Copy out all lines of the records in which the word "Editor" appears.

(Collected data entries)

• • • •

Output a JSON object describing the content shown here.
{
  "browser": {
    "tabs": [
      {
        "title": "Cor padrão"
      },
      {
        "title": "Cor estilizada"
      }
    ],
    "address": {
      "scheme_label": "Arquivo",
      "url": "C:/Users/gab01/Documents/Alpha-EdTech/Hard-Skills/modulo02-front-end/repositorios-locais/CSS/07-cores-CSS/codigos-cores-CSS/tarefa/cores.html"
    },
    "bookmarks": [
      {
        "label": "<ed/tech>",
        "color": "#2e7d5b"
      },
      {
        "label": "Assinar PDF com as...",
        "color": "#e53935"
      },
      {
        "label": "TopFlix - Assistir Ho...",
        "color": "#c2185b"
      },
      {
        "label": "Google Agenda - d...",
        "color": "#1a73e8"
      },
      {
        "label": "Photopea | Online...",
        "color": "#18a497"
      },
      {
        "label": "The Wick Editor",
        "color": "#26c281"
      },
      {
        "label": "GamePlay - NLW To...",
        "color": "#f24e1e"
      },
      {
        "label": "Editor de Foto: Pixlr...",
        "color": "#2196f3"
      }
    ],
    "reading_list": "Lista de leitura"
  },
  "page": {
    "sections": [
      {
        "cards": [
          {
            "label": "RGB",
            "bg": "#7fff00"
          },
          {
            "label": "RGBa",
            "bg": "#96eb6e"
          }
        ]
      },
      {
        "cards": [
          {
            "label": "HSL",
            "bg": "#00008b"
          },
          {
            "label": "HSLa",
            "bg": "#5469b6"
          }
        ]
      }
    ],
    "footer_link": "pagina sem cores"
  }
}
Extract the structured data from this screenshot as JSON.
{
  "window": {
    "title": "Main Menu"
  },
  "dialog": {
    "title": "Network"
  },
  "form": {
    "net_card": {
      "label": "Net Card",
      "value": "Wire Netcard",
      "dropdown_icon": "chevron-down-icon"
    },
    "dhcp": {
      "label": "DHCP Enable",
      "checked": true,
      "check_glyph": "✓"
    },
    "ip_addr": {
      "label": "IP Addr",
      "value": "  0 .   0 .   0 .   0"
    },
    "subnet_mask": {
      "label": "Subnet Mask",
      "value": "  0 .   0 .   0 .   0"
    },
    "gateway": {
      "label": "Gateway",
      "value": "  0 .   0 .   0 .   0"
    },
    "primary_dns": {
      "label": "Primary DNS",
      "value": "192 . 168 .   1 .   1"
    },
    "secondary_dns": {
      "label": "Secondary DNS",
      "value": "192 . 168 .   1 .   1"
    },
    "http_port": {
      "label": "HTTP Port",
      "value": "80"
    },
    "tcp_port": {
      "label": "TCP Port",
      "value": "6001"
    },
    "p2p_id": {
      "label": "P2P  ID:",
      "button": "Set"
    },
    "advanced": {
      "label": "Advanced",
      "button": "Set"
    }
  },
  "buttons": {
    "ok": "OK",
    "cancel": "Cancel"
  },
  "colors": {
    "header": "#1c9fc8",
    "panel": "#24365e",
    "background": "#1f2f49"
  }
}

• • • •

* [THE OUTPUT]
        "label": "The Wick Editor",
        "label": "Editor de Foto: Pixlr...",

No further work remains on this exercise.